▶ [GIVEN RECORDS]
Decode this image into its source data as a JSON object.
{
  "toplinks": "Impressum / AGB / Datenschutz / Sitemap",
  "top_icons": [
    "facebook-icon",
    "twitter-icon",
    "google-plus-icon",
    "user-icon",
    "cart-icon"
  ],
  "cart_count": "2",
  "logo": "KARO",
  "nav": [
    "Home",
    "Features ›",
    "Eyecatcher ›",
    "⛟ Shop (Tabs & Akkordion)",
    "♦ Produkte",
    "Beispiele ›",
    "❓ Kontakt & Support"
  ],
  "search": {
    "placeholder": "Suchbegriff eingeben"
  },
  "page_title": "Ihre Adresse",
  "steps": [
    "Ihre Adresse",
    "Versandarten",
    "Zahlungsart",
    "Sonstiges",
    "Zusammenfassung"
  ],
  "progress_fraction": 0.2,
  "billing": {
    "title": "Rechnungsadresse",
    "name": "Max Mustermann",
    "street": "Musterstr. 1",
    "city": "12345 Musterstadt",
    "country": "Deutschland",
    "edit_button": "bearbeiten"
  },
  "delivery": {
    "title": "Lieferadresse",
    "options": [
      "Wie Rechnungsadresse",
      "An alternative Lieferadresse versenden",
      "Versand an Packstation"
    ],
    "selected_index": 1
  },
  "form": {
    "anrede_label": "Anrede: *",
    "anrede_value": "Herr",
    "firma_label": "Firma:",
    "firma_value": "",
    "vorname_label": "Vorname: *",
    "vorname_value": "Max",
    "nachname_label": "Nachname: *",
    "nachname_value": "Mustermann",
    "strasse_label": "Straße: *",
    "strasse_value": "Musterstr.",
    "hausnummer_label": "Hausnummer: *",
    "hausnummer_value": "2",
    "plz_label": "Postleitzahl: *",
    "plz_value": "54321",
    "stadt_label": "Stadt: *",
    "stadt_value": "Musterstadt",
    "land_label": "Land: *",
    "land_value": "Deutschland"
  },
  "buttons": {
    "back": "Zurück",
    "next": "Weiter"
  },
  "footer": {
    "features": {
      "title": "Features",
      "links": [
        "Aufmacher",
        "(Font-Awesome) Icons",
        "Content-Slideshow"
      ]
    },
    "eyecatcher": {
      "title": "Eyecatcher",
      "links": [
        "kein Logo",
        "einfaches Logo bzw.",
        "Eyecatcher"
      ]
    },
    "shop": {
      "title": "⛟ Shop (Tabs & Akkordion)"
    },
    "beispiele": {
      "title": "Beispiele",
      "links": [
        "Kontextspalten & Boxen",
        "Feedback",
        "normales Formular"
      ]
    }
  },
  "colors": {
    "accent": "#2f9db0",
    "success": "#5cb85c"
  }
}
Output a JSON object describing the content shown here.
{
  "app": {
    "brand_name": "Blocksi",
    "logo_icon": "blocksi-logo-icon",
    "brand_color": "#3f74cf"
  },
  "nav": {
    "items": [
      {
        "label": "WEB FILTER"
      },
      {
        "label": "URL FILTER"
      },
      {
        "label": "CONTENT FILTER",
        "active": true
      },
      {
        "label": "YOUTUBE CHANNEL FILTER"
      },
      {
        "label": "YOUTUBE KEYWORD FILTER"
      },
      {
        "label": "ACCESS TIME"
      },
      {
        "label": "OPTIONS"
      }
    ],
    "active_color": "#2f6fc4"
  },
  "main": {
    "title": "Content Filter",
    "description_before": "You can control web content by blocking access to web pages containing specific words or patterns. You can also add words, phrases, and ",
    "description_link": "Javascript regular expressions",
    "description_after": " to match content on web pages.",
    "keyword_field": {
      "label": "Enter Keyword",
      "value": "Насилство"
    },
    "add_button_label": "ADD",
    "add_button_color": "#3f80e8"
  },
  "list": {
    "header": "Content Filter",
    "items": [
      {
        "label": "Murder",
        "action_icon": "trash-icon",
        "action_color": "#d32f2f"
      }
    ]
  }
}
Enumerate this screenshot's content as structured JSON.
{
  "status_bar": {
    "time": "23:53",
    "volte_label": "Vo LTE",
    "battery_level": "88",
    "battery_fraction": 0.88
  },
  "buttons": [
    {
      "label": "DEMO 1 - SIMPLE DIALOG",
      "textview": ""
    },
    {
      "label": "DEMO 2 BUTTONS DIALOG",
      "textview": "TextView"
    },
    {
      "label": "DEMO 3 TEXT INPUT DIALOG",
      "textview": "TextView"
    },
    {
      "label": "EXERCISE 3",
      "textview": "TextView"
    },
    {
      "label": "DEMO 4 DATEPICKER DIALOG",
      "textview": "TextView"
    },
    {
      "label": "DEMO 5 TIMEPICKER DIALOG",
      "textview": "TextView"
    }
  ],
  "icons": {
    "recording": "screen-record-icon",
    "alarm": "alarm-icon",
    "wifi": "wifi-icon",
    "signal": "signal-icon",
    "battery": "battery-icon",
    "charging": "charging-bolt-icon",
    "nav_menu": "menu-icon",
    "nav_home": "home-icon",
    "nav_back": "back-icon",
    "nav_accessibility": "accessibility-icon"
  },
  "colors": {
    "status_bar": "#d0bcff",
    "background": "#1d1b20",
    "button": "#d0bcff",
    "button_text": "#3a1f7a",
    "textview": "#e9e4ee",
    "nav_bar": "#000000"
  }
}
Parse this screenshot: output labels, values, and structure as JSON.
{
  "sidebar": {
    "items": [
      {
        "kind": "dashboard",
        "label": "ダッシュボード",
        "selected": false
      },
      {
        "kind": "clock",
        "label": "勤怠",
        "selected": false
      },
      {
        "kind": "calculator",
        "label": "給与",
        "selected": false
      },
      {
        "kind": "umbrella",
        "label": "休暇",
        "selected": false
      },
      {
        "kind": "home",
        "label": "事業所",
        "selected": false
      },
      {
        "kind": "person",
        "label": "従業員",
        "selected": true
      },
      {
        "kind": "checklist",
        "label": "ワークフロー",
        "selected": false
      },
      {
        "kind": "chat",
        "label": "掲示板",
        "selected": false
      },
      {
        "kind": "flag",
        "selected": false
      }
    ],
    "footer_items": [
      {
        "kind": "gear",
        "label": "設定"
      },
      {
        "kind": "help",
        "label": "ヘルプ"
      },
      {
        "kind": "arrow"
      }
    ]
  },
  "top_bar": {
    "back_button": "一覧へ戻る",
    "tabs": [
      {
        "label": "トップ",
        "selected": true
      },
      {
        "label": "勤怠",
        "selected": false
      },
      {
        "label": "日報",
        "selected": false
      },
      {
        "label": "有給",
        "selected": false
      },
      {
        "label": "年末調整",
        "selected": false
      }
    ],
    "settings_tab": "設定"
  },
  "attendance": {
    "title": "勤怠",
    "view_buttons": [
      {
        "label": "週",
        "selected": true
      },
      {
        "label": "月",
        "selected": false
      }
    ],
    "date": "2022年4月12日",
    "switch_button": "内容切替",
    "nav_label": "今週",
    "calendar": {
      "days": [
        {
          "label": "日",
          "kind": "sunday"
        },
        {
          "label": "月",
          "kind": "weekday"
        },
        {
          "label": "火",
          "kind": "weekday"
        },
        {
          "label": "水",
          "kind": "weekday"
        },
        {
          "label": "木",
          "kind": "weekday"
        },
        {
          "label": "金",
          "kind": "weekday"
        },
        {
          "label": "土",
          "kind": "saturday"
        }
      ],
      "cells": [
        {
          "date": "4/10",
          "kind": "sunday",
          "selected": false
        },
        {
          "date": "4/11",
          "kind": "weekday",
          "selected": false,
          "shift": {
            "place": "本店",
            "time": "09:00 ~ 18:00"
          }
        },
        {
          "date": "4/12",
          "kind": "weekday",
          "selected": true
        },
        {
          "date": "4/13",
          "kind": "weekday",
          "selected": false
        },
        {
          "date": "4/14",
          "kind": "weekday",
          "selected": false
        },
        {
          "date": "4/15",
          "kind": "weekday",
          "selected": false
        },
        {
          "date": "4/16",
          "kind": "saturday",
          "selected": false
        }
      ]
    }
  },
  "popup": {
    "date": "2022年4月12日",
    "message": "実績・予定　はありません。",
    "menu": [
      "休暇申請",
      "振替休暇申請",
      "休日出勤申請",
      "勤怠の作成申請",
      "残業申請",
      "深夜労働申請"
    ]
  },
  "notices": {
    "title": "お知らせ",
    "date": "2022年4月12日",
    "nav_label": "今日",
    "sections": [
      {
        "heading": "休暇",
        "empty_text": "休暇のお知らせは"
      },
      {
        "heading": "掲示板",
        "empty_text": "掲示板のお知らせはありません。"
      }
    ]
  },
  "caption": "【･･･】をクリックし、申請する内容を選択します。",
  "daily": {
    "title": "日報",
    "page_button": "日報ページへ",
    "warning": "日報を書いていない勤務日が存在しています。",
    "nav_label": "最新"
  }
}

▶ [DO THIS] Extract, from the listing above, every line where the string "Deutschland" occurs.

▶ [WRITTEN REPLY]
    "country": "Deutschland",
    "land_value": "Deutschland"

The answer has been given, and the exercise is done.